What number of lines contain the word "editing"? Reply with the number and nothing else.

-- BEGIN Dataset records --

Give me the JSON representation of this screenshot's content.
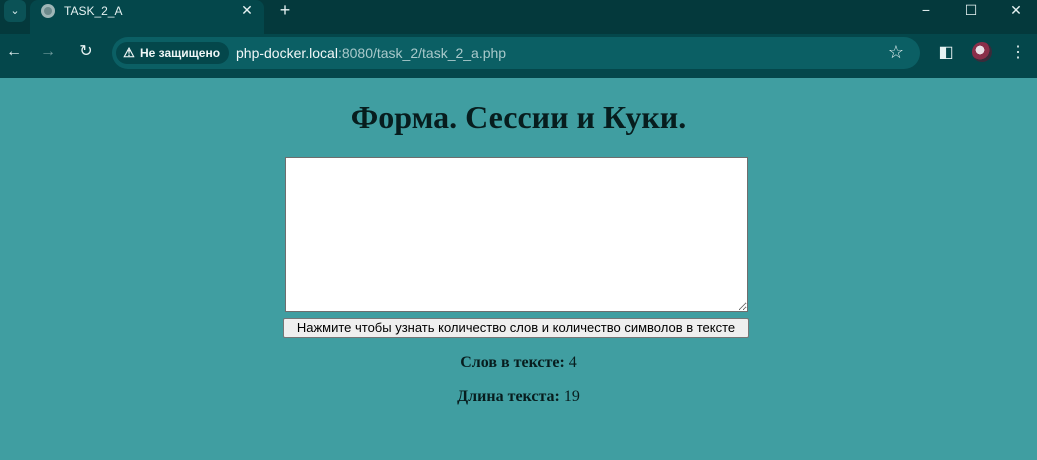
{
  "browser": {
    "tab_title": "TASK_2_A",
    "security_label": "Не защищено",
    "url_host": "php-docker.local",
    "url_rest": ":8080/task_2/task_2_a.php"
  },
  "page": {
    "title": "Форма. Сессии и Куки.",
    "textarea_value": "",
    "submit_label": "Нажмите чтобы узнать количество слов и количество символов в тексте",
    "words_label": "Слов в тексте:",
    "words_value": "4",
    "length_label": "Длина текста:",
    "length_value": "19"
  }
}
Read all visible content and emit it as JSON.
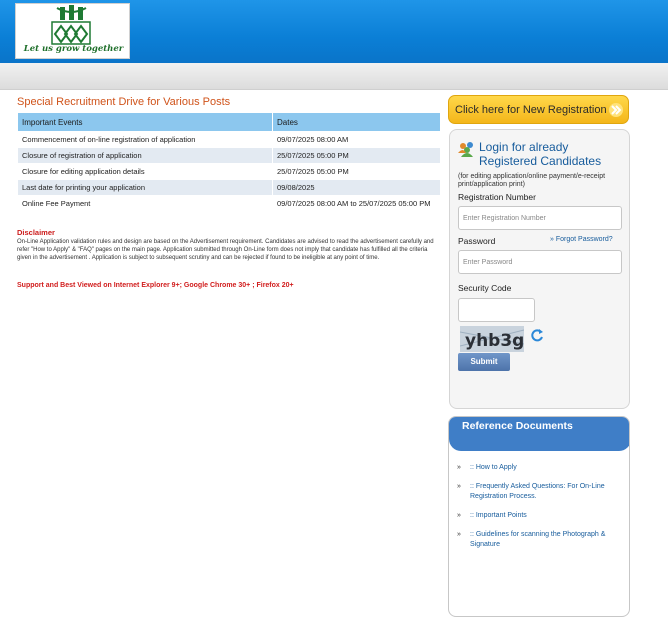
{
  "header": {
    "logo_tagline": "Let us grow together",
    "logo_text_left": "ఎన్ ఎఫ్ ఎల్",
    "logo_text_right": "एन एफ एल"
  },
  "main": {
    "section_title": "Special Recruitment Drive for Various Posts",
    "table": {
      "headers": [
        "Important Events",
        "Dates"
      ],
      "rows": [
        [
          "Commencement of on-line registration of application",
          "09/07/2025 08:00 AM"
        ],
        [
          "Closure of registration of application",
          "25/07/2025 05:00 PM"
        ],
        [
          "Closure for editing application details",
          "25/07/2025 05:00 PM"
        ],
        [
          "Last date for printing your application",
          "09/08/2025"
        ],
        [
          "Online Fee Payment",
          "09/07/2025 08:00 AM to 25/07/2025 05:00 PM"
        ]
      ]
    },
    "disclaimer_title": "Disclaimer",
    "disclaimer_text": "On-Line Application validation rules and design are based on the Advertisement requirement. Candidates are advised to read the advertisement carefully and refer \"How to Apply\" & \"FAQ\" pages on the main page. Application submitted through On-Line form does not imply that candidate has fulfilled all the criteria given in the advertisement . Application is subject to subsequent scrutiny and can be rejected if found to be ineligible at any point of time.",
    "support_text": "Support and Best Viewed on Internet Explorer 9+; Google Chrome 30+ ; Firefox 20+"
  },
  "registration": {
    "button_label": "Click here for New Registration"
  },
  "login": {
    "title": "Login for already Registered Candidates",
    "note": "(for editing application/online payment/e-receipt print/application print)",
    "reg_number_label": "Registration Number",
    "reg_number_placeholder": "Enter Registration Number",
    "password_label": "Password",
    "forgot_label": "Forgot Password?",
    "password_placeholder": "Enter Password",
    "security_code_label": "Security Code",
    "captcha_text": "yhb3g",
    "submit_label": "Submit"
  },
  "reference": {
    "title": "Reference Documents",
    "items": [
      ":: How to Apply",
      ":: Frequently Asked Questions: For On-Line Registration Process.",
      ":: Important Points",
      ":: Guidelines for scanning the Photograph & Signature"
    ]
  },
  "colors": {
    "header_blue": "#0b7fd6",
    "accent_orange": "#d0531a",
    "button_yellow": "#f4b61a",
    "link_blue": "#175c9c",
    "alert_red": "#cc1b1b"
  }
}
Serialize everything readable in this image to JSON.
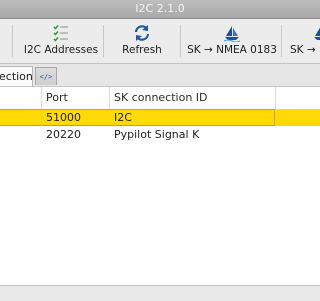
{
  "window": {
    "title": "I2C 2.1.0"
  },
  "toolbar": {
    "items": [
      {
        "label": "I2C Addresses",
        "icon": "list-icon"
      },
      {
        "label": "Refresh",
        "icon": "refresh-icon"
      },
      {
        "label": "SK → NMEA 0183",
        "icon": "sailboat-icon"
      },
      {
        "label": "SK → I",
        "icon": "sailboat-icon"
      }
    ]
  },
  "tabs": [
    {
      "label": "ections",
      "active": true
    },
    {
      "label": "</>",
      "active": false
    }
  ],
  "table": {
    "columns": [
      "",
      "Port",
      "SK connection ID"
    ],
    "rows": [
      {
        "c0": "",
        "port": "51000",
        "id": "I2C",
        "selected": true
      },
      {
        "c0": "",
        "port": "20220",
        "id": "Pypilot Signal K",
        "selected": false
      }
    ]
  },
  "colors": {
    "selection": "#ffda05",
    "titlebar": "#b0b0b0",
    "refresh_icon": "#1e5aa0",
    "list_icon": "#2f9a2f",
    "sail_icon": "#1a4fa8"
  }
}
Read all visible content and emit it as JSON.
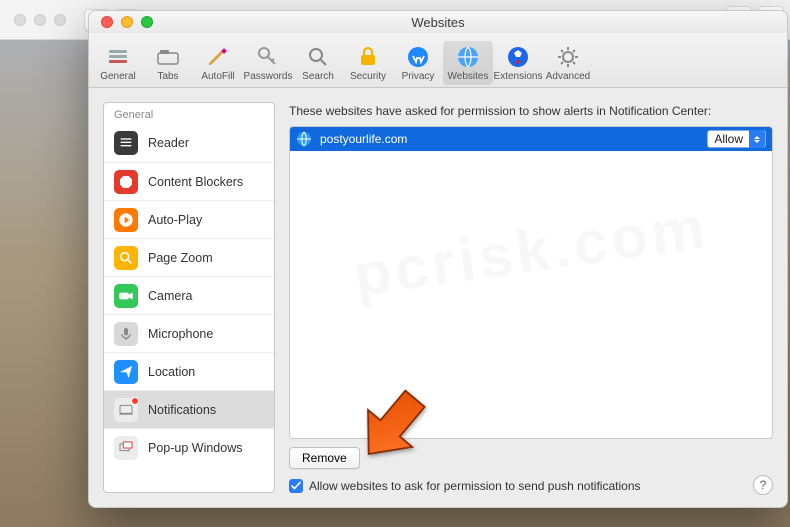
{
  "window": {
    "title": "Websites"
  },
  "toolbar": {
    "items": [
      {
        "label": "General",
        "icon": "general-icon"
      },
      {
        "label": "Tabs",
        "icon": "tabs-icon"
      },
      {
        "label": "AutoFill",
        "icon": "autofill-icon"
      },
      {
        "label": "Passwords",
        "icon": "passwords-icon"
      },
      {
        "label": "Search",
        "icon": "search-icon"
      },
      {
        "label": "Security",
        "icon": "security-icon"
      },
      {
        "label": "Privacy",
        "icon": "privacy-icon"
      },
      {
        "label": "Websites",
        "icon": "websites-icon",
        "selected": true
      },
      {
        "label": "Extensions",
        "icon": "extensions-icon"
      },
      {
        "label": "Advanced",
        "icon": "advanced-icon"
      }
    ]
  },
  "sidebar": {
    "header": "General",
    "items": [
      {
        "label": "Reader",
        "icon": "reader-icon",
        "color": "#3a3a3a"
      },
      {
        "label": "Content Blockers",
        "icon": "stop-icon",
        "color": "#e23b2e"
      },
      {
        "label": "Auto-Play",
        "icon": "play-icon",
        "color": "#ff7a00"
      },
      {
        "label": "Page Zoom",
        "icon": "zoom-icon",
        "color": "#ffb400"
      },
      {
        "label": "Camera",
        "icon": "camera-icon",
        "color": "#34c759"
      },
      {
        "label": "Microphone",
        "icon": "mic-icon",
        "color": "#d8d8d8"
      },
      {
        "label": "Location",
        "icon": "location-icon",
        "color": "#1e90ff"
      },
      {
        "label": "Notifications",
        "icon": "notify-icon",
        "color": "#ececec",
        "selected": true,
        "badge": true
      },
      {
        "label": "Pop-up Windows",
        "icon": "popup-icon",
        "color": "#ececec"
      }
    ]
  },
  "panel": {
    "description": "These websites have asked for permission to show alerts in Notification Center:",
    "site": {
      "name": "postyourlife.com",
      "permission": "Allow"
    },
    "remove_label": "Remove",
    "checkbox_label": "Allow websites to ask for permission to send push notifications",
    "checkbox_checked": true
  }
}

-- END Dataset records --

- Finished task -
2